Directions for this task
Check each line of the data below for the word "Мильколумбовъ", then extract the ones that have it.

[Data records]
◆ ◆ ◆
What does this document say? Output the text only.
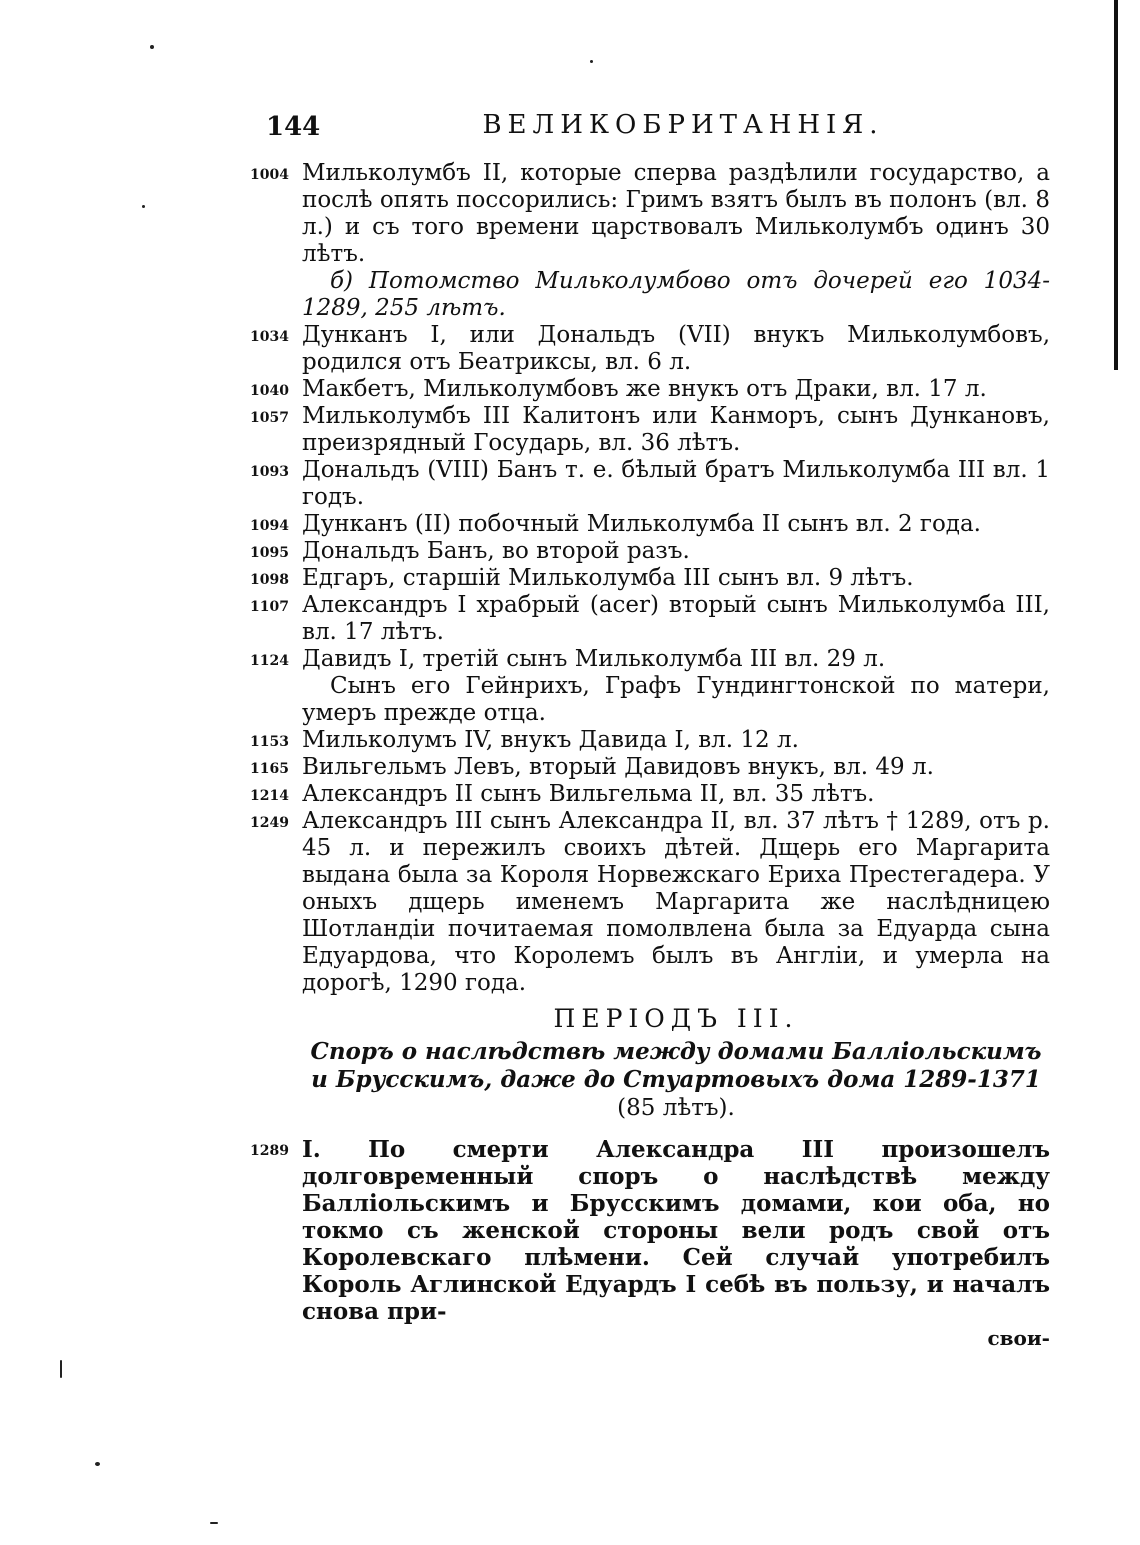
144	ВЕЛИКОБРИТАННІЯ.
1004 Мильколумбъ II, которые сперва раздѣлили государство, а послѣ опять поссорились: Гримъ взятъ былъ въ полонъ (вл. 8 л.) и съ того времени царствовалъ Мильколумбъ одинъ 30 лѣтъ.
б) Потомство Мильколумбово отъ дочерей его 1034-1289, 255 лѣтъ.
1034 Дунканъ I, или Дональдъ (VII) внукъ Мильколумбовъ, родился отъ Беатриксы, вл. 6 л.
1040 Макбетъ, Мильколумбовъ же внукъ отъ Драки, вл. 17 л.
1057 Мильколумбъ III Калитонъ или Канморъ, сынъ Дункановъ, преизрядный Государь, вл. 36 лѣтъ.
1093 Дональдъ (VIII) Банъ т. е. бѣлый братъ Мильколумба III вл. 1 годъ.
1094 Дунканъ (II) побочный Мильколумба II сынъ вл. 2 года.
1095 Дональдъ Банъ, во второй разъ.
1098 Едгаръ, старшій Мильколумба III сынъ вл. 9 лѣтъ.
1107 Александръ I храбрый (acer) вторый сынъ Мильколумба III, вл. 17 лѣтъ.
1124 Давидъ I, третій сынъ Мильколумба III вл. 29 л.
Сынъ его Гейнрихъ, Графъ Гундингтонской по матери, умеръ прежде отца.
1153 Мильколумъ IV, внукъ Давида I, вл. 12 л.
1165 Вильгельмъ Левъ, вторый Давидовъ внукъ, вл. 49 л.
1214 Александръ II сынъ Вильгельма II, вл. 35 лѣтъ.
1249 Александръ III сынъ Александра II, вл. 37 лѣтъ † 1289, отъ р. 45 л. и пережилъ своихъ дѣтей. Дщерь его Маргарита выдана была за Короля Норвежскаго Ериха Престегадера. У оныхъ дщерь именемъ Маргарита же наслѣдницею Шотландіи почитаемая помолвлена была за Едуарда сына Едуардова, что Королемъ былъ въ Англіи, и умерла на дорогѣ, 1290 года.
ПЕРІОДЪ III.
Споръ о наслѣдствѣ между домами Балліольскимъ и Брусскимъ, даже до Стуартовыхъ дома 1289-1371
(85 лѣтъ).
1289 I. По смерти Александра III произошелъ долговременный споръ о наслѣдствѣ между Балліольскимъ и Брусскимъ домами, кои оба, но токмо съ женской стороны вели родъ свой отъ Королевскаго плѣмени. Сей случай употребилъ Король Аглинской Едуардъ I себѣ въ пользу, и началъ снова при-
свои-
◆ ◆ ◆
Worked solution
1034 Дунканъ I, или Дональдъ (VII) внукъ Мильколумбовъ, родился отъ Беатриксы, вл. 6 л.
1040 Макбетъ, Мильколумбовъ же внукъ отъ Драки, вл. 17 л.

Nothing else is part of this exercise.